== Goal ==
For each line of the data below that holds "messenger", copy the line.

=======

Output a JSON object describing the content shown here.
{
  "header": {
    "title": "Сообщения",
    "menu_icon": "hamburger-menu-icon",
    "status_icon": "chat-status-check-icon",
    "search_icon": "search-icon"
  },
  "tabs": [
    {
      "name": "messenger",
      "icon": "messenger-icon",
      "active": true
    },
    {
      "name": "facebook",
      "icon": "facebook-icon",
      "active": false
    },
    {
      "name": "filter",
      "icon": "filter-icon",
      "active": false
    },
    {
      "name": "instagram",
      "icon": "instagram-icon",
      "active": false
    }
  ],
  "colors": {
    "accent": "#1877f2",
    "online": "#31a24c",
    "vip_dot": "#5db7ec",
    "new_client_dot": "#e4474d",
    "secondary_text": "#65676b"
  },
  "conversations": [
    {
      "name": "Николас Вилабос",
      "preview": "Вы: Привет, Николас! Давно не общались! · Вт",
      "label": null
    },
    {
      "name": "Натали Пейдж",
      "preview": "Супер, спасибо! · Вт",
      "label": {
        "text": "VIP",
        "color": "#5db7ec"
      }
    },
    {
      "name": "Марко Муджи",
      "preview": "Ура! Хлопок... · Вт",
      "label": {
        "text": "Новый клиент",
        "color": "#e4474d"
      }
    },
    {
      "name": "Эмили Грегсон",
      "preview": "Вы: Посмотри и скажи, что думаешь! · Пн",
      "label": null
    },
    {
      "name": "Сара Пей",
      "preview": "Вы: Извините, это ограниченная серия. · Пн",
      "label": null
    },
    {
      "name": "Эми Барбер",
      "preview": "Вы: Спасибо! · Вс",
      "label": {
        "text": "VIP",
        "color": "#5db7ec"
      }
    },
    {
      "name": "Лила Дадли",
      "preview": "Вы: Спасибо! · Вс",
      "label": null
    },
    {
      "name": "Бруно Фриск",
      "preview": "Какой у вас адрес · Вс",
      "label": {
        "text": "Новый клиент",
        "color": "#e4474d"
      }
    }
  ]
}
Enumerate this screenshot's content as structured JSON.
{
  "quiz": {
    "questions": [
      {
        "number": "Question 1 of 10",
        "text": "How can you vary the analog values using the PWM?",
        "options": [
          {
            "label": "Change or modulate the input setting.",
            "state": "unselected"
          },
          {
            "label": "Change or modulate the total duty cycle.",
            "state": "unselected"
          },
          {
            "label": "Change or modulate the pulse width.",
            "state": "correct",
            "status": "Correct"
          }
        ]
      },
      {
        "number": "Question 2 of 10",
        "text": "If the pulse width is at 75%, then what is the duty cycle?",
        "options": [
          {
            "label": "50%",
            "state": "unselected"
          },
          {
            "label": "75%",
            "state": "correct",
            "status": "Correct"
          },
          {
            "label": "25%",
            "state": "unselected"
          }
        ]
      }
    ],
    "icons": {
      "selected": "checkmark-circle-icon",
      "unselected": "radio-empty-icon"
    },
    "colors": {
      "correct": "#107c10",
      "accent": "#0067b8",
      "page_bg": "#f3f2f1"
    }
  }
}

=======

== Answer for this exercise ==
      "name": "messenger",
      "icon": "messenger-icon",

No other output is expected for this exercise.